----- Input records

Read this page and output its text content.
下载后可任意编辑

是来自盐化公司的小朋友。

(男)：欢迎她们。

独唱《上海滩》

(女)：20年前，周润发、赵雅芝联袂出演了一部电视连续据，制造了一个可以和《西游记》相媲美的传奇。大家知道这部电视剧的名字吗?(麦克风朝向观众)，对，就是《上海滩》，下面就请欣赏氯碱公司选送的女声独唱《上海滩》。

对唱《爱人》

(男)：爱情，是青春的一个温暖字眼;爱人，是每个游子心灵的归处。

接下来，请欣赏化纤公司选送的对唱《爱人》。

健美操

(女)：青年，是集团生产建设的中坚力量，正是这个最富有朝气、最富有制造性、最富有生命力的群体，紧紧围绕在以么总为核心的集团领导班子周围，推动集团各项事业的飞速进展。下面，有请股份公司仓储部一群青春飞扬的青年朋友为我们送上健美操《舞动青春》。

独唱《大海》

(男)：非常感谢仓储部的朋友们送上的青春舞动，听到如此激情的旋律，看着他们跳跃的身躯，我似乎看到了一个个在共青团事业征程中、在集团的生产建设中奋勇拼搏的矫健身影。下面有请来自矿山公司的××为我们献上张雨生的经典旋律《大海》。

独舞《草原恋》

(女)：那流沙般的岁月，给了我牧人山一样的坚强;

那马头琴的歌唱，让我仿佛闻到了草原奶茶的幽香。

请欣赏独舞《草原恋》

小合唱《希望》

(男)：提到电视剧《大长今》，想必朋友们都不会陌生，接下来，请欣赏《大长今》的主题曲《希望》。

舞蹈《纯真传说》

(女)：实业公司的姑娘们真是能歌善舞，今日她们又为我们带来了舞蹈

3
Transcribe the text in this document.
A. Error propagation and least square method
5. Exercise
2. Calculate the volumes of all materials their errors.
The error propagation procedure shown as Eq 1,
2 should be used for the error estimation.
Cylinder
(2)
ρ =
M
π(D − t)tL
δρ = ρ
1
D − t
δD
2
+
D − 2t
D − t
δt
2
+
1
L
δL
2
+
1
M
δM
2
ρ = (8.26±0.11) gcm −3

----------

* What the task asks:
Write the data back out verbatim.

* Completed exercise:
Read this page and output its text content.
下载后可任意编辑

是来自盐化公司的小朋友。

(男)：欢迎她们。

独唱《上海滩》

(女)：20年前，周润发、赵雅芝联袂出演了一部电视连续据，制造了一个可以和《西游记》相媲美的传奇。大家知道这部电视剧的名字吗?(麦克风朝向观众)，对，就是《上海滩》，下面就请欣赏氯碱公司选送的女声独唱《上海滩》。

对唱《爱人》

(男)：爱情，是青春的一个温暖字眼;爱人，是每个游子心灵的归处。

接下来，请欣赏化纤公司选送的对唱《爱人》。

健美操

(女)：青年，是集团生产建设的中坚力量，正是这个最富有朝气、最富有制造性、最富有生命力的群体，紧紧围绕在以么总为核心的集团领导班子周围，推动集团各项事业的飞速进展。下面，有请股份公司仓储部一群青春飞扬的青年朋友为我们送上健美操《舞动青春》。

独唱《大海》

(男)：非常感谢仓储部的朋友们送上的青春舞动，听到如此激情的旋律，看着他们跳跃的身躯，我似乎看到了一个个在共青团事业征程中、在集团的生产建设中奋勇拼搏的矫健身影。下面有请来自矿山公司的××为我们献上张雨生的经典旋律《大海》。

独舞《草原恋》

(女)：那流沙般的岁月，给了我牧人山一样的坚强;

那马头琴的歌唱，让我仿佛闻到了草原奶茶的幽香。

请欣赏独舞《草原恋》

小合唱《希望》

(男)：提到电视剧《大长今》，想必朋友们都不会陌生，接下来，请欣赏《大长今》的主题曲《希望》。

舞蹈《纯真传说》

(女)：实业公司的姑娘们真是能歌善舞，今日她们又为我们带来了舞蹈

3
Transcribe the text in this document.
A. Error propagation and least square method
5. Exercise
2. Calculate the volumes of all materials their errors.
The error propagation procedure shown as Eq 1,
2 should be used for the error estimation.
Cylinder
(2)
ρ =
M
π(D − t)tL
δρ = ρ
1
D − t
δD
2
+
D − 2t
D − t
δt
2
+
1
L
δL
2
+
1
M
δM
2
ρ = (8.26±0.11) gcm −3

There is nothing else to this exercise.